— AIM OF THE TASK —
Please copy out the data below, putting "candle-rise" in place of every "candle-up" and keeping everything else the same.

— DATA ROWS —
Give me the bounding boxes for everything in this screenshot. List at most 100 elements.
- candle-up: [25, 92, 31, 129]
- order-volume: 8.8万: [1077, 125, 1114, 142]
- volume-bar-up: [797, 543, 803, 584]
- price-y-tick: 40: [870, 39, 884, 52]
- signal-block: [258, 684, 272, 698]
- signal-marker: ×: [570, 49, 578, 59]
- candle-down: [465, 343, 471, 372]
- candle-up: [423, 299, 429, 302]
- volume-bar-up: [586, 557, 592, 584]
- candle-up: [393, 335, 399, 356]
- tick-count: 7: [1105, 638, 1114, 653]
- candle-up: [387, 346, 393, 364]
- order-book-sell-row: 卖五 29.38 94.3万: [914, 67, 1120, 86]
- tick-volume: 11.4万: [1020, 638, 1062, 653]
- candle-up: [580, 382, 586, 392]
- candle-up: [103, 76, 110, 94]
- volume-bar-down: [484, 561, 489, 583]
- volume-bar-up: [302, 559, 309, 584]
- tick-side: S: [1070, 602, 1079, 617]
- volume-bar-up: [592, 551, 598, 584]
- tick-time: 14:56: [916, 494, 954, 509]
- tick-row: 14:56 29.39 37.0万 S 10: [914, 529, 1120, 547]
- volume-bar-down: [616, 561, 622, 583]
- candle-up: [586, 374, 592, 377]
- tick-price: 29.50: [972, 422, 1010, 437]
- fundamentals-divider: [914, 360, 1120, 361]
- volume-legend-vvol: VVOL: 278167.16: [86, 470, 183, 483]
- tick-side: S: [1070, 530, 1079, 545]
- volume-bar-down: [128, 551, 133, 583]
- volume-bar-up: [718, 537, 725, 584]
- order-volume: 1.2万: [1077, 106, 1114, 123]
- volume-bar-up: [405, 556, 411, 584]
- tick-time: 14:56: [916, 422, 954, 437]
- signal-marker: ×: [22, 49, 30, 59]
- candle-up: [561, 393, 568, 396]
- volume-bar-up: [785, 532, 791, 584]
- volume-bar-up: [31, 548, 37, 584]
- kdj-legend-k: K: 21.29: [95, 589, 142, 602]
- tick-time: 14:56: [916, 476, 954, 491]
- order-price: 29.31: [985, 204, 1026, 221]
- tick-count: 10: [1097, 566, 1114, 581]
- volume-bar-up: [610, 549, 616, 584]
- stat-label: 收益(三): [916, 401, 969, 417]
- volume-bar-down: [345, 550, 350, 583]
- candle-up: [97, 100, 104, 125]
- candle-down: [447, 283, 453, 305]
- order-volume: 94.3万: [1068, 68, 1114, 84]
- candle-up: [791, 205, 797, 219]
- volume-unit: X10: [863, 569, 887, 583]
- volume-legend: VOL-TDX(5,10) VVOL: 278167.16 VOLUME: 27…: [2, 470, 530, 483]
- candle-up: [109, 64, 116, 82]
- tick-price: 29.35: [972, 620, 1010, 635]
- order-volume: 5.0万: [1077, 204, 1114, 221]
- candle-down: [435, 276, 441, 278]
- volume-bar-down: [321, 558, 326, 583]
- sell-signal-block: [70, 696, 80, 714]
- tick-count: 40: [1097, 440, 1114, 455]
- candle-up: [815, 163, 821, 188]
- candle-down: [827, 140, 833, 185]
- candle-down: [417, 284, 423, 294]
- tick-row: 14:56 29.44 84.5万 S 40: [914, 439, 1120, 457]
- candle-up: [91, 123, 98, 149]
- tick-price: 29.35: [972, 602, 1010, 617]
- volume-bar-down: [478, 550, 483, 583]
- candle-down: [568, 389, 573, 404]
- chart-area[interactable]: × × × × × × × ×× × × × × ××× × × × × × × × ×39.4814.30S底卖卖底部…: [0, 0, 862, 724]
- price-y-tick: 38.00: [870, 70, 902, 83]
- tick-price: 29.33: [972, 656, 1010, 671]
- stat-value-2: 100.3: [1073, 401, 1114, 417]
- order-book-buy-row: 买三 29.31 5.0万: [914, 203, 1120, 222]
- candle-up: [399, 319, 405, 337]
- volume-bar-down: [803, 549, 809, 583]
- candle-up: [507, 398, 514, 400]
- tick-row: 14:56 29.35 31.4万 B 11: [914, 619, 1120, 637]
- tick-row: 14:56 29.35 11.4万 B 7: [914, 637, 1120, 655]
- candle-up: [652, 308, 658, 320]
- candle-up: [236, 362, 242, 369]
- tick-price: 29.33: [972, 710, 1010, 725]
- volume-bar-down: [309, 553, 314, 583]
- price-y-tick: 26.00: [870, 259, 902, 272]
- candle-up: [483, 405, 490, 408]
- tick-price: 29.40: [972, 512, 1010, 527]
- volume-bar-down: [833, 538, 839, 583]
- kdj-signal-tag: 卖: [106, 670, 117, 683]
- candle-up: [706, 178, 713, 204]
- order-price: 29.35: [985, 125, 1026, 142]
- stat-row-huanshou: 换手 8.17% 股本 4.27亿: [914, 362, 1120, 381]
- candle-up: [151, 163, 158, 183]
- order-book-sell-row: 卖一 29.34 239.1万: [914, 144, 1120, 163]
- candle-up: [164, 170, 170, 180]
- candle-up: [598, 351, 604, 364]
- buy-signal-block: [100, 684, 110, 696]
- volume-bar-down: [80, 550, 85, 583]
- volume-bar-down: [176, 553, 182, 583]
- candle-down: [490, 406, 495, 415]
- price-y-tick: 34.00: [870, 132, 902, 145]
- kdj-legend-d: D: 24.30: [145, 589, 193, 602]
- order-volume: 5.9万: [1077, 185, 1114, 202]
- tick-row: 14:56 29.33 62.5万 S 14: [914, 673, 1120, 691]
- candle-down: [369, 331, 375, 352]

— COMPLETE RESPONSE —
Give me the bounding boxes for everything in this screenshot. List at most 100 elements.
- candle-rise: [25, 92, 31, 129]
- order-volume: 8.8万: [1077, 125, 1114, 142]
- volume-bar-up: [797, 543, 803, 584]
- price-y-tick: 40: [870, 39, 884, 52]
- signal-block: [258, 684, 272, 698]
- signal-marker: ×: [570, 49, 578, 59]
- candle-down: [465, 343, 471, 372]
- candle-rise: [423, 299, 429, 302]
- volume-bar-up: [586, 557, 592, 584]
- candle-rise: [393, 335, 399, 356]
- tick-count: 7: [1105, 638, 1114, 653]
- candle-rise: [387, 346, 393, 364]
- order-book-sell-row: 卖五 29.38 94.3万: [914, 67, 1120, 86]
- tick-volume: 11.4万: [1020, 638, 1062, 653]
- candle-rise: [580, 382, 586, 392]
- candle-rise: [103, 76, 110, 94]
- volume-bar-down: [484, 561, 489, 583]
- volume-bar-up: [302, 559, 309, 584]
- tick-side: S: [1070, 602, 1079, 617]
- volume-bar-up: [592, 551, 598, 584]
- tick-time: 14:56: [916, 494, 954, 509]
- tick-row: 14:56 29.39 37.0万 S 10: [914, 529, 1120, 547]
- volume-bar-down: [616, 561, 622, 583]
- candle-rise: [586, 374, 592, 377]
- tick-price: 29.50: [972, 422, 1010, 437]
- fundamentals-divider: [914, 360, 1120, 361]
- volume-legend-vvol: VVOL: 278167.16: [86, 470, 183, 483]
- tick-side: S: [1070, 530, 1079, 545]
- volume-bar-down: [128, 551, 133, 583]
- volume-bar-up: [718, 537, 725, 584]
- order-volume: 1.2万: [1077, 106, 1114, 123]
- volume-bar-up: [405, 556, 411, 584]
- tick-time: 14:56: [916, 422, 954, 437]
- signal-marker: ×: [22, 49, 30, 59]
- candle-rise: [561, 393, 568, 396]
- volume-bar-up: [785, 532, 791, 584]
- volume-bar-up: [31, 548, 37, 584]
- kdj-legend-k: K: 21.29: [95, 589, 142, 602]
- tick-time: 14:56: [916, 476, 954, 491]
- order-price: 29.31: [985, 204, 1026, 221]
- tick-count: 10: [1097, 566, 1114, 581]
- volume-bar-up: [610, 549, 616, 584]
- stat-label: 收益(三): [916, 401, 969, 417]
- volume-bar-down: [345, 550, 350, 583]
- candle-rise: [97, 100, 104, 125]
- candle-down: [447, 283, 453, 305]
- order-volume: 94.3万: [1068, 68, 1114, 84]
- candle-rise: [791, 205, 797, 219]
- volume-unit: X10: [863, 569, 887, 583]
- volume-legend: VOL-TDX(5,10) VVOL: 278167.16 VOLUME: 27…: [2, 470, 530, 483]
- candle-rise: [109, 64, 116, 82]
- tick-price: 29.35: [972, 620, 1010, 635]
- order-volume: 5.0万: [1077, 204, 1114, 221]
- candle-down: [435, 276, 441, 278]
- volume-bar-down: [321, 558, 326, 583]
- sell-signal-block: [70, 696, 80, 714]
- tick-count: 40: [1097, 440, 1114, 455]
- candle-rise: [815, 163, 821, 188]
- candle-down: [827, 140, 833, 185]
- candle-down: [417, 284, 423, 294]
- tick-row: 14:56 29.44 84.5万 S 40: [914, 439, 1120, 457]
- candle-rise: [91, 123, 98, 149]
- tick-price: 29.35: [972, 602, 1010, 617]
- volume-bar-down: [478, 550, 483, 583]
- candle-down: [568, 389, 573, 404]
- chart-area[interactable]: × × × × × × × ×× × × × × ××× × × × × × × × ×39.4814.30S底卖卖底部…: [0, 0, 862, 724]
- price-y-tick: 38.00: [870, 70, 902, 83]
- tick-price: 29.33: [972, 656, 1010, 671]
- stat-value-2: 100.3: [1073, 401, 1114, 417]
- order-book-buy-row: 买三 29.31 5.0万: [914, 203, 1120, 222]
- candle-rise: [399, 319, 405, 337]
- volume-bar-down: [803, 549, 809, 583]
- candle-rise: [507, 398, 514, 400]
- tick-row: 14:56 29.35 31.4万 B 11: [914, 619, 1120, 637]
- tick-row: 14:56 29.35 11.4万 B 7: [914, 637, 1120, 655]
- candle-rise: [652, 308, 658, 320]
- candle-rise: [236, 362, 242, 369]
- tick-price: 29.33: [972, 710, 1010, 725]
- volume-bar-down: [309, 553, 314, 583]
- price-y-tick: 26.00: [870, 259, 902, 272]
- candle-rise: [483, 405, 490, 408]
- tick-price: 29.40: [972, 512, 1010, 527]
- volume-bar-down: [833, 538, 839, 583]
- kdj-signal-tag: 卖: [106, 670, 117, 683]
- candle-rise: [706, 178, 713, 204]
- order-price: 29.35: [985, 125, 1026, 142]
- stat-row-huanshou: 换手 8.17% 股本 4.27亿: [914, 362, 1120, 381]
- candle-rise: [151, 163, 158, 183]
- order-book-sell-row: 卖一 29.34 239.1万: [914, 144, 1120, 163]
- candle-rise: [164, 170, 170, 180]
- candle-rise: [598, 351, 604, 364]
- buy-signal-block: [100, 684, 110, 696]
- volume-bar-down: [80, 550, 85, 583]
- volume-bar-down: [176, 553, 182, 583]
- candle-down: [490, 406, 495, 415]
- price-y-tick: 34.00: [870, 132, 902, 145]
- kdj-legend-d: D: 24.30: [145, 589, 193, 602]
- order-volume: 5.9万: [1077, 185, 1114, 202]
- tick-row: 14:56 29.33 62.5万 S 14: [914, 673, 1120, 691]
- candle-down: [369, 331, 375, 352]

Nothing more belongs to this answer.